■ **Directions**
Please recast the data below as a JSON list of strings, with one string for each line and no blank lines.

■ **Layout element annotations**
□ □ □ □

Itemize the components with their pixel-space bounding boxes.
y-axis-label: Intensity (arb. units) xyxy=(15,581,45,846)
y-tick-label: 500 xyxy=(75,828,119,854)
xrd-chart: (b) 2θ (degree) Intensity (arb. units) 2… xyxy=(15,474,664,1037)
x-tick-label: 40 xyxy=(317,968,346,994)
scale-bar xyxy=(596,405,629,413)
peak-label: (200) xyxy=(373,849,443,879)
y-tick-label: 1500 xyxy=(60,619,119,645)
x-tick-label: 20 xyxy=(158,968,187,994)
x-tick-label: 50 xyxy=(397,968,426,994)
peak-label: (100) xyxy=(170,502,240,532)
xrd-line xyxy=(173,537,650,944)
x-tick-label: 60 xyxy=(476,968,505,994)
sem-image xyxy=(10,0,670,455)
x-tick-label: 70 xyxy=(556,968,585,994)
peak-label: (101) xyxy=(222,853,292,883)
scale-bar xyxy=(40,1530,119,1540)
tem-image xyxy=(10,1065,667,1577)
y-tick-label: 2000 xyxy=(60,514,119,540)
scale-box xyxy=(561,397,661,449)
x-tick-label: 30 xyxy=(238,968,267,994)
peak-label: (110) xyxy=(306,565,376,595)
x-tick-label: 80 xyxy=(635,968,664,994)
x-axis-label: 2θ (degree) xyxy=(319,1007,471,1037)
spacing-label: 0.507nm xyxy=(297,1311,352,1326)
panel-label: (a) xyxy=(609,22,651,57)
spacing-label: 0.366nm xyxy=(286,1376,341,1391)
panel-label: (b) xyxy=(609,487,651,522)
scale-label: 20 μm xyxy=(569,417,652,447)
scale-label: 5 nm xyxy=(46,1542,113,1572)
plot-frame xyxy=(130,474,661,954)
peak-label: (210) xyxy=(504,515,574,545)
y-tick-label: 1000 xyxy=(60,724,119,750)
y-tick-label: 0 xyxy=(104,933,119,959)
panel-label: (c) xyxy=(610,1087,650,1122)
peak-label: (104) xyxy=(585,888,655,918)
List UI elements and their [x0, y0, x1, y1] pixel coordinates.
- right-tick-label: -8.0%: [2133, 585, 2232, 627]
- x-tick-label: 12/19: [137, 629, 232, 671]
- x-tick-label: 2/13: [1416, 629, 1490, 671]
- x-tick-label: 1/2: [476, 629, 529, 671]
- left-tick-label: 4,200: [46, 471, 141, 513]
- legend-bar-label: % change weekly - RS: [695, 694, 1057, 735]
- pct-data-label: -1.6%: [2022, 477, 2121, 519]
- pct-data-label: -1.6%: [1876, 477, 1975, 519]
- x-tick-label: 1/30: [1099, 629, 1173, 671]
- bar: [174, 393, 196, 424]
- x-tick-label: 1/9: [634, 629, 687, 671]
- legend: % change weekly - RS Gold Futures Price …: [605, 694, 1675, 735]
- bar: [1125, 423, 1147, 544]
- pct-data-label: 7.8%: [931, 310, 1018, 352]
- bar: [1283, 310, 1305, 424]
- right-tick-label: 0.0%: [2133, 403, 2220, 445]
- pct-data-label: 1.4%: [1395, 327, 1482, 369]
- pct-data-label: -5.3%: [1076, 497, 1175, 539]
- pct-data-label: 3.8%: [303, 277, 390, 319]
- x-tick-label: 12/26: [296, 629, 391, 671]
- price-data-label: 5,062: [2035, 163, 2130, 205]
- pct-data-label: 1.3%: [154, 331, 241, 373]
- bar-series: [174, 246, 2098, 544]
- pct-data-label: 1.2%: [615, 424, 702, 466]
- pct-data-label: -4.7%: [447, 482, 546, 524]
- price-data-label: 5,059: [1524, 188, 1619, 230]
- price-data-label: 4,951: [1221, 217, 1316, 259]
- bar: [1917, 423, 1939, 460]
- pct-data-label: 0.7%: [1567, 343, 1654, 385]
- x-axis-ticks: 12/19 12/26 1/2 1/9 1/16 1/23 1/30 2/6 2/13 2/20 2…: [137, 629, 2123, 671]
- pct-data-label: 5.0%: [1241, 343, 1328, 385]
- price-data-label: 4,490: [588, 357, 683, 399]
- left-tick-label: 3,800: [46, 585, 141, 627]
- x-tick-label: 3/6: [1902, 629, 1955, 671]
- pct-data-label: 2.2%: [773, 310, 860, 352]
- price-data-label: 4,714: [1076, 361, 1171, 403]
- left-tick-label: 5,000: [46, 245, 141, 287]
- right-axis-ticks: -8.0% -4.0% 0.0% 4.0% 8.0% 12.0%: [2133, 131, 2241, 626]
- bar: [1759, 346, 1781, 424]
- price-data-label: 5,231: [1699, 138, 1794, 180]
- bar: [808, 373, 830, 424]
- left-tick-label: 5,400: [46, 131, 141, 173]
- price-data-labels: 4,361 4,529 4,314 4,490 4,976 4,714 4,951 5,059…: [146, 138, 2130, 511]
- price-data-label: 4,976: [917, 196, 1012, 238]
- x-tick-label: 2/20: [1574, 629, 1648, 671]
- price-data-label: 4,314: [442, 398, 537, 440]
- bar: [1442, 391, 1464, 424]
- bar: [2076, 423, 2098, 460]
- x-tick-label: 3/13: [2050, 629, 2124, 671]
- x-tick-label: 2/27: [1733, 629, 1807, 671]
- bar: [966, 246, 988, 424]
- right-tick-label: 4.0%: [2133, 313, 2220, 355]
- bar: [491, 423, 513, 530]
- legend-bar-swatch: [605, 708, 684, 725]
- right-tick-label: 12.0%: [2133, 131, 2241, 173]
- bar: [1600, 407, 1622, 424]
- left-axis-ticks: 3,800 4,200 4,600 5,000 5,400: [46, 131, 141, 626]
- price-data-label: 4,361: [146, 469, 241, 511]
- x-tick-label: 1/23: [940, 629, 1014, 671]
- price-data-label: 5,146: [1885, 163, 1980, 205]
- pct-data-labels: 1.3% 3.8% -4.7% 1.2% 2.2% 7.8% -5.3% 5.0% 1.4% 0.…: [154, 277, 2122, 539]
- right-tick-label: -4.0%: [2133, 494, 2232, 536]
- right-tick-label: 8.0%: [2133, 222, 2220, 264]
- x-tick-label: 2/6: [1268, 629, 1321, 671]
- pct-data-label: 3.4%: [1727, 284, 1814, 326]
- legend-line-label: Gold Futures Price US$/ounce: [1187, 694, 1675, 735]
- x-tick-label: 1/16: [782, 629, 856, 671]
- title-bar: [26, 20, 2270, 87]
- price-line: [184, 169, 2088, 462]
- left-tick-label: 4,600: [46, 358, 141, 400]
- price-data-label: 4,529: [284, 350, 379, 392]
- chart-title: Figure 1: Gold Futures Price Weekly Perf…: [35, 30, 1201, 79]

□ □ □ □

■ **Task output**
[
  "Itemize the components with their pixel-space bounding boxes.",
  "y-axis-label: Intensity (arb. units) xyxy=(15,581,45,846)",
  "y-tick-label: 500 xyxy=(75,828,119,854)",
  "xrd-chart: (b) 2θ (degree) Intensity (arb. units) 2… xyxy=(15,474,664,1037)",
  "x-tick-label: 40 xyxy=(317,968,346,994)",
  "scale-bar xyxy=(596,405,629,413)",
  "peak-label: (200) xyxy=(373,849,443,879)",
  "y-tick-label: 1500 xyxy=(60,619,119,645)",
  "x-tick-label: 20 xyxy=(158,968,187,994)",
  "x-tick-label: 50 xyxy=(397,968,426,994)",
  "peak-label: (100) xyxy=(170,502,240,532)",
  "xrd-line xyxy=(173,537,650,944)",
  "x-tick-label: 60 xyxy=(476,968,505,994)",
  "sem-image xyxy=(10,0,670,455)",
  "x-tick-label: 70 xyxy=(556,968,585,994)",
  "peak-label: (101) xyxy=(222,853,292,883)",
  "scale-bar xyxy=(40,1530,119,1540)",
  "tem-image xyxy=(10,1065,667,1577)",
  "y-tick-label: 2000 xyxy=(60,514,119,540)",
  "scale-box xyxy=(561,397,661,449)",
  "x-tick-label: 30 xyxy=(238,968,267,994)",
  "peak-label: (110) xyxy=(306,565,376,595)",
  "x-tick-label: 80 xyxy=(635,968,664,994)",
  "x-axis-label: 2θ (degree) xyxy=(319,1007,471,1037)",
  "spacing-label: 0.507nm xyxy=(297,1311,352,1326)",
  "panel-label: (a) xyxy=(609,22,651,57)",
  "spacing-label: 0.366nm xyxy=(286,1376,341,1391)",
  "panel-label: (b) xyxy=(609,487,651,522)",
  "scale-label: 20 μm xyxy=(569,417,652,447)",
  "scale-label: 5 nm xyxy=(46,1542,113,1572)",
  "plot-frame xyxy=(130,474,661,954)",
  "peak-label: (210) xyxy=(504,515,574,545)",
  "y-tick-label: 1000 xyxy=(60,724,119,750)",
  "y-tick-label: 0 xyxy=(104,933,119,959)",
  "panel-label: (c) xyxy=(610,1087,650,1122)",
  "peak-label: (104) xyxy=(585,888,655,918)",
  "List UI elements and their [x0, y0, x1, y1] pixel coordinates.",
  "- right-tick-label: -8.0%: [2133, 585, 2232, 627]",
  "- x-tick-label: 12/19: [137, 629, 232, 671]",
  "- x-tick-label: 2/13: [1416, 629, 1490, 671]",
  "- x-tick-label: 1/2: [476, 629, 529, 671]",
  "- left-tick-label: 4,200: [46, 471, 141, 513]",
  "- legend-bar-label: % change weekly - RS: [695, 694, 1057, 735]",
  "- pct-data-label: -1.6%: [2022, 477, 2121, 519]",
  "- pct-data-label: -1.6%: [1876, 477, 1975, 519]",
  "- x-tick-label: 1/30: [1099, 629, 1173, 671]",
  "- bar: [174, 393, 196, 424]",
  "- x-tick-label: 1/9: [634, 629, 687, 671]",
  "- legend: % change weekly - RS Gold Futures Price …: [605, 694, 1675, 735]",
  "- bar: [1125, 423, 1147, 544]",
  "- pct-data-label: 7.8%: [931, 310, 1018, 352]",
  "- bar: [1283, 310, 1305, 424]",
  "- right-tick-label: 0.0%: [2133, 403, 2220, 445]",
  "- pct-data-label: 1.4%: [1395, 327, 1482, 369]",
  "- pct-data-label: -5.3%: [1076, 497, 1175, 539]",
  "- pct-data-label: 3.8%: [303, 277, 390, 319]",
  "- x-tick-label: 12/26: [296, 629, 391, 671]",
  "- price-data-label: 5,062: [2035, 163, 2130, 205]",
  "- pct-data-label: 1.3%: [154, 331, 241, 373]",
  "- bar-series: [174, 246, 2098, 544]",
  "- pct-data-label: 1.2%: [615, 424, 702, 466]",
  "- pct-data-label: -4.7%: [447, 482, 546, 524]",
  "- price-data-label: 5,059: [1524, 188, 1619, 230]",
  "- price-data-label: 4,951: [1221, 217, 1316, 259]",
  "- bar: [1917, 423, 1939, 460]",
  "- pct-data-label: 0.7%: [1567, 343, 1654, 385]",
  "- x-axis-ticks: 12/19 12/26 1/2 1/9 1/16 1/23 1/30 2/6 2/13 2/20 2…: [137, 629, 2123, 671]",
  "- pct-data-label: 5.0%: [1241, 343, 1328, 385]",
  "- price-data-label: 4,490: [588, 357, 683, 399]",
  "- left-tick-label: 3,800: [46, 585, 141, 627]",
  "- x-tick-label: 3/6: [1902, 629, 1955, 671]",
  "- pct-data-label: 2.2%: [773, 310, 860, 352]",
  "- price-data-label: 4,714: [1076, 361, 1171, 403]",
  "- left-tick-label: 5,000: [46, 245, 141, 287]",
  "- right-axis-ticks: -8.0% -4.0% 0.0% 4.0% 8.0% 12.0%: [2133, 131, 2241, 626]",
  "- bar: [1759, 346, 1781, 424]",
  "- price-data-label: 5,231: [1699, 138, 1794, 180]",
  "- bar: [808, 373, 830, 424]",
  "- left-tick-label: 5,400: [46, 131, 141, 173]",
  "- price-data-labels: 4,361 4,529 4,314 4,490 4,976 4,714 4,951 5,059…: [146, 138, 2130, 511]",
  "- price-data-label: 4,976: [917, 196, 1012, 238]",
  "- x-tick-label: 2/20: [1574, 629, 1648, 671]",
  "- price-data-label: 4,314: [442, 398, 537, 440]",
  "- bar: [1442, 391, 1464, 424]",
  "- bar: [2076, 423, 2098, 460]",
  "- x-tick-label: 3/13: [2050, 629, 2124, 671]",
  "- x-tick-label: 2/27: [1733, 629, 1807, 671]",
  "- bar: [966, 246, 988, 424]",
  "- right-tick-label: 4.0%: [2133, 313, 2220, 355]",
  "- bar: [491, 423, 513, 530]",
  "- legend-bar-swatch: [605, 708, 684, 725]",
  "- right-tick-label: 12.0%: [2133, 131, 2241, 173]",
  "- bar: [1600, 407, 1622, 424]",
  "- left-axis-ticks: 3,800 4,200 4,600 5,000 5,400: [46, 131, 141, 626]",
  "- price-data-label: 4,361: [146, 469, 241, 511]",
  "- x-tick-label: 1/23: [940, 629, 1014, 671]",
  "- price-data-label: 5,146: [1885, 163, 1980, 205]",
  "- pct-data-labels: 1.3% 3.8% -4.7% 1.2% 2.2% 7.8% -5.3% 5.0% 1.4% 0.…: [154, 277, 2122, 539]",
  "- right-tick-label: -4.0%: [2133, 494, 2232, 536]",
  "- right-tick-label: 8.0%: [2133, 222, 2220, 264]",
  "- x-tick-label: 2/6: [1268, 629, 1321, 671]",
  "- pct-data-label: 3.4%: [1727, 284, 1814, 326]",
  "- legend-line-label: Gold Futures Price US$/ounce: [1187, 694, 1675, 735]",
  "- x-tick-label: 1/16: [782, 629, 856, 671]",
  "- title-bar: [26, 20, 2270, 87]",
  "- price-line: [184, 169, 2088, 462]",
  "- left-tick-label: 4,600: [46, 358, 141, 400]",
  "- price-data-label: 4,529: [284, 350, 379, 392]",
  "- chart-title: Figure 1: Gold Futures Price Weekly Perf…: [35, 30, 1201, 79]"
]